#### Given request:
Provide the records once more, identical to the original.

═══ Records for this task

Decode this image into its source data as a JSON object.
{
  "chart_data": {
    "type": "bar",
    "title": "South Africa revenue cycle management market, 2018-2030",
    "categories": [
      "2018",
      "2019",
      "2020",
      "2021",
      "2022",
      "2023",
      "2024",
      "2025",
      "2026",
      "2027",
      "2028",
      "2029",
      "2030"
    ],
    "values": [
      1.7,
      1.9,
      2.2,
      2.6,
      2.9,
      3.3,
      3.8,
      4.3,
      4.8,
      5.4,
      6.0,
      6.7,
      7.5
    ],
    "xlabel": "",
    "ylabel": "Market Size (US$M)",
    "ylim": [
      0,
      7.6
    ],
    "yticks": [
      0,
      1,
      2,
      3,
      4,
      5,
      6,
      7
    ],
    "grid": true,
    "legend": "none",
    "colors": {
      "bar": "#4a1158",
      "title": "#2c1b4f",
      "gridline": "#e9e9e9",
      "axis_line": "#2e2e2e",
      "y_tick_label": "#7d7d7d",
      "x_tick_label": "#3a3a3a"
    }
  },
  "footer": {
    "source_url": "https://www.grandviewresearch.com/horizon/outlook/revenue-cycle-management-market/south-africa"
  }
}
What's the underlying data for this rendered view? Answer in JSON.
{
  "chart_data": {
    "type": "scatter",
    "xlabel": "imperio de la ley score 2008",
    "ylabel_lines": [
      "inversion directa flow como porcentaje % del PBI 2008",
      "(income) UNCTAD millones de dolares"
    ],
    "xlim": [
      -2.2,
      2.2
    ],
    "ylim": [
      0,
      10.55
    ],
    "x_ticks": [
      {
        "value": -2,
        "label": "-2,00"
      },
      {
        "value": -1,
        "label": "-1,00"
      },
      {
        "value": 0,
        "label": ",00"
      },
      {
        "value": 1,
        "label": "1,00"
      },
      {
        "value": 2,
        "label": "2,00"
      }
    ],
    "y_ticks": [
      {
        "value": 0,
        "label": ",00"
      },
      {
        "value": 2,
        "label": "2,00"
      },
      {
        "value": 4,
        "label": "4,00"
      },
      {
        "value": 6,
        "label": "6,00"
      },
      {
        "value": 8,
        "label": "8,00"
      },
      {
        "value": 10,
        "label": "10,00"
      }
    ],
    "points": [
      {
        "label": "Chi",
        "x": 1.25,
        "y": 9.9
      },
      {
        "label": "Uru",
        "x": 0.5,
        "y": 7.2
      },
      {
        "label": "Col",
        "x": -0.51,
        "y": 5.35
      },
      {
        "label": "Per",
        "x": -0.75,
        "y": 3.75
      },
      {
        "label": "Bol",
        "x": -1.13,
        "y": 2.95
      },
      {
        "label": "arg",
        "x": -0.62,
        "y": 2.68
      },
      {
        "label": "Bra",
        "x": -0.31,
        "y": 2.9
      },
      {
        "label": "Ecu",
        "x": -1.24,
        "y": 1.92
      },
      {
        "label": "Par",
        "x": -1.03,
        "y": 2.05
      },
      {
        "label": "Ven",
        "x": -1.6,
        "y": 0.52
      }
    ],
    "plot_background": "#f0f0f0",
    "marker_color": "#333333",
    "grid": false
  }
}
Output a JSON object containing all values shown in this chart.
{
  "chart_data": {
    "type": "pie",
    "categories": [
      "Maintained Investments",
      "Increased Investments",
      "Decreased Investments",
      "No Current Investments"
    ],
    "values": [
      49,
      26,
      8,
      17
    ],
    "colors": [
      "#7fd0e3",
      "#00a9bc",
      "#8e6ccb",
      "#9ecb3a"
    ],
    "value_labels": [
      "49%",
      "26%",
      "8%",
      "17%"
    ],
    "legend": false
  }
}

══════

#### The response:
Decode this image into its source data as a JSON object.
{
  "chart_data": {
    "type": "bar",
    "title": "South Africa revenue cycle management market, 2018-2030",
    "categories": [
      "2018",
      "2019",
      "2020",
      "2021",
      "2022",
      "2023",
      "2024",
      "2025",
      "2026",
      "2027",
      "2028",
      "2029",
      "2030"
    ],
    "values": [
      1.7,
      1.9,
      2.2,
      2.6,
      2.9,
      3.3,
      3.8,
      4.3,
      4.8,
      5.4,
      6.0,
      6.7,
      7.5
    ],
    "xlabel": "",
    "ylabel": "Market Size (US$M)",
    "ylim": [
      0,
      7.6
    ],
    "yticks": [
      0,
      1,
      2,
      3,
      4,
      5,
      6,
      7
    ],
    "grid": true,
    "legend": "none",
    "colors": {
      "bar": "#4a1158",
      "title": "#2c1b4f",
      "gridline": "#e9e9e9",
      "axis_line": "#2e2e2e",
      "y_tick_label": "#7d7d7d",
      "x_tick_label": "#3a3a3a"
    }
  },
  "footer": {
    "source_url": "https://www.grandviewresearch.com/horizon/outlook/revenue-cycle-management-market/south-africa"
  }
}
What's the underlying data for this rendered view? Answer in JSON.
{
  "chart_data": {
    "type": "scatter",
    "xlabel": "imperio de la ley score 2008",
    "ylabel_lines": [
      "inversion directa flow como porcentaje % del PBI 2008",
      "(income) UNCTAD millones de dolares"
    ],
    "xlim": [
      -2.2,
      2.2
    ],
    "ylim": [
      0,
      10.55
    ],
    "x_ticks": [
      {
        "value": -2,
        "label": "-2,00"
      },
      {
        "value": -1,
        "label": "-1,00"
      },
      {
        "value": 0,
        "label": ",00"
      },
      {
        "value": 1,
        "label": "1,00"
      },
      {
        "value": 2,
        "label": "2,00"
      }
    ],
    "y_ticks": [
      {
        "value": 0,
        "label": ",00"
      },
      {
        "value": 2,
        "label": "2,00"
      },
      {
        "value": 4,
        "label": "4,00"
      },
      {
        "value": 6,
        "label": "6,00"
      },
      {
        "value": 8,
        "label": "8,00"
      },
      {
        "value": 10,
        "label": "10,00"
      }
    ],
    "points": [
      {
        "label": "Chi",
        "x": 1.25,
        "y": 9.9
      },
      {
        "label": "Uru",
        "x": 0.5,
        "y": 7.2
      },
      {
        "label": "Col",
        "x": -0.51,
        "y": 5.35
      },
      {
        "label": "Per",
        "x": -0.75,
        "y": 3.75
      },
      {
        "label": "Bol",
        "x": -1.13,
        "y": 2.95
      },
      {
        "label": "arg",
        "x": -0.62,
        "y": 2.68
      },
      {
        "label": "Bra",
        "x": -0.31,
        "y": 2.9
      },
      {
        "label": "Ecu",
        "x": -1.24,
        "y": 1.92
      },
      {
        "label": "Par",
        "x": -1.03,
        "y": 2.05
      },
      {
        "label": "Ven",
        "x": -1.6,
        "y": 0.52
      }
    ],
    "plot_background": "#f0f0f0",
    "marker_color": "#333333",
    "grid": false
  }
}
Output a JSON object containing all values shown in this chart.
{
  "chart_data": {
    "type": "pie",
    "categories": [
      "Maintained Investments",
      "Increased Investments",
      "Decreased Investments",
      "No Current Investments"
    ],
    "values": [
      49,
      26,
      8,
      17
    ],
    "colors": [
      "#7fd0e3",
      "#00a9bc",
      "#8e6ccb",
      "#9ecb3a"
    ],
    "value_labels": [
      "49%",
      "26%",
      "8%",
      "17%"
    ],
    "legend": false
  }
}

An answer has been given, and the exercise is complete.